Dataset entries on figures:
********

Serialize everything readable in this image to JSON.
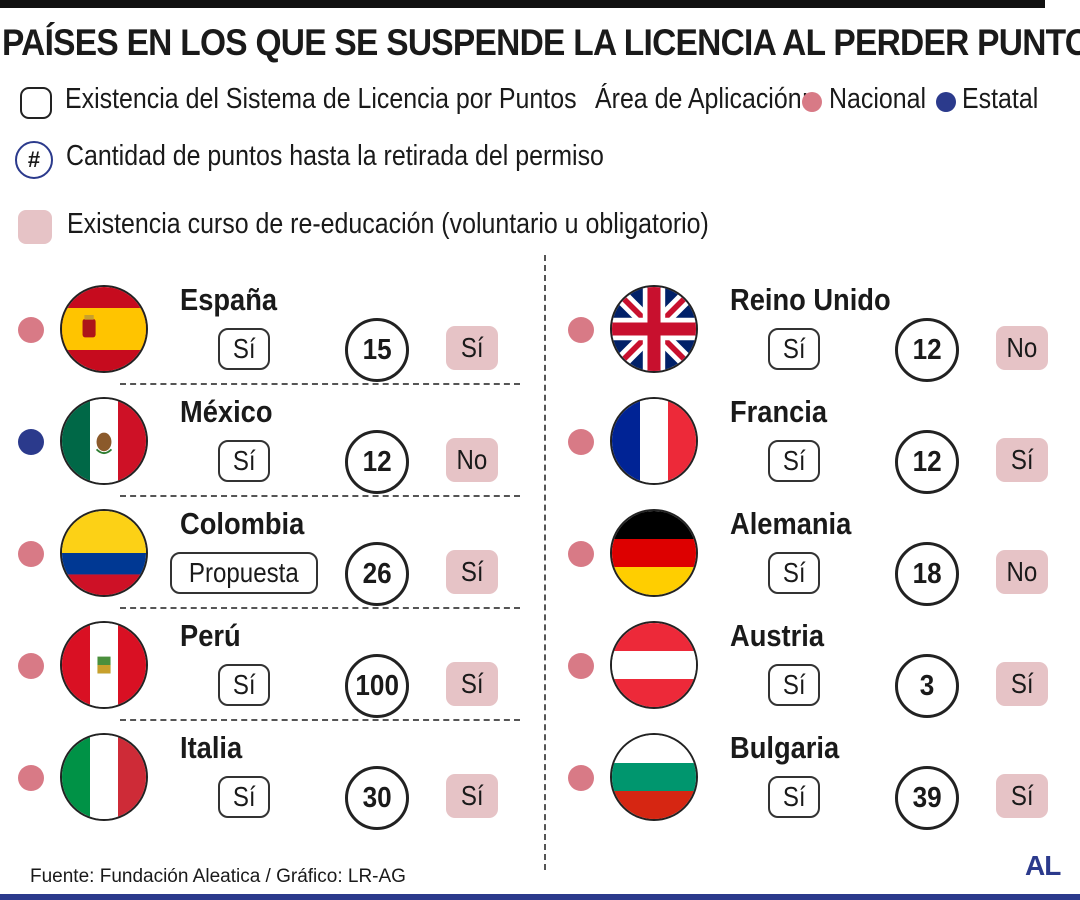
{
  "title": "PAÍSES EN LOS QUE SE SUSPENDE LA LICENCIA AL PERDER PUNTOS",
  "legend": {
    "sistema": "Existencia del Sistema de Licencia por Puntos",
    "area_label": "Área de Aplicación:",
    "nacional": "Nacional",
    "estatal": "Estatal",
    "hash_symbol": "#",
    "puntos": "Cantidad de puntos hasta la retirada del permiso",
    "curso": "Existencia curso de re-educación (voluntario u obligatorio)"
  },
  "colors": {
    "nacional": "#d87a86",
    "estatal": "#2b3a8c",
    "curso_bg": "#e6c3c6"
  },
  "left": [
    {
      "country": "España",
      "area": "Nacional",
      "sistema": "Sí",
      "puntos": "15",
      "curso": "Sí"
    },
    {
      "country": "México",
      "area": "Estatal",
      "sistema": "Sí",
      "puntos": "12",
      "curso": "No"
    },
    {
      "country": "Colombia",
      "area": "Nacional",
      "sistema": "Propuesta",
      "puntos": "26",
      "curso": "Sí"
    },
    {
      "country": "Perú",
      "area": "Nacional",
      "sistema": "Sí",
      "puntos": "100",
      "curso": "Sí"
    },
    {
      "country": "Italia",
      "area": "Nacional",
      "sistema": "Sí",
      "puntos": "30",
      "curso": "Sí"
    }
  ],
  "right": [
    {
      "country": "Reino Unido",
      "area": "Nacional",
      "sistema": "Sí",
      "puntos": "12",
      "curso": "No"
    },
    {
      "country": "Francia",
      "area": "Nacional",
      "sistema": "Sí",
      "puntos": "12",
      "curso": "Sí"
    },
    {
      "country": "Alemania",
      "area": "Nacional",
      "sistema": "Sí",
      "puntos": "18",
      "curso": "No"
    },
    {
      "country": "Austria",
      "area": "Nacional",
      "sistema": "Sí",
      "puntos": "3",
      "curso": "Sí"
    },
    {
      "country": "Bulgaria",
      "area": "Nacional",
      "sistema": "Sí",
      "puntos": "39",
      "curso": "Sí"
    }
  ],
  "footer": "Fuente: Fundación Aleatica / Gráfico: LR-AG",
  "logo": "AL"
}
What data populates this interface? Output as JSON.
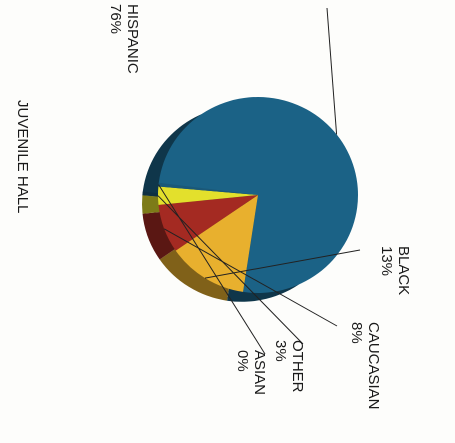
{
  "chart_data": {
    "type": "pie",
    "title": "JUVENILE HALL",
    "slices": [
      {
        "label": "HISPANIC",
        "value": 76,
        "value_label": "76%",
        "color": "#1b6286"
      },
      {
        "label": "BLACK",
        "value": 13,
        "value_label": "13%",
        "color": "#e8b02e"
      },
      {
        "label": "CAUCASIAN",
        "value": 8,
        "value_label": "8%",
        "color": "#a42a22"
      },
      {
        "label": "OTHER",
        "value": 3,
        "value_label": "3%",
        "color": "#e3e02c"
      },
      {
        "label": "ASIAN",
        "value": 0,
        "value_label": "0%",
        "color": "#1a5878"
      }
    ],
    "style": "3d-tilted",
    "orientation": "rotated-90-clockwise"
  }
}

********

## Stated goal
Pull out every line above that holds the word "country".

## Task output
      "country": "España",
      "country": "México",
      "country": "Colombia",
      "country": "Perú",
      "country": "Italia",
      "country": "Reino Unido",
      "country": "Francia",
      "country": "Alemania",
      "country": "Austria",
      "country": "Bulgaria",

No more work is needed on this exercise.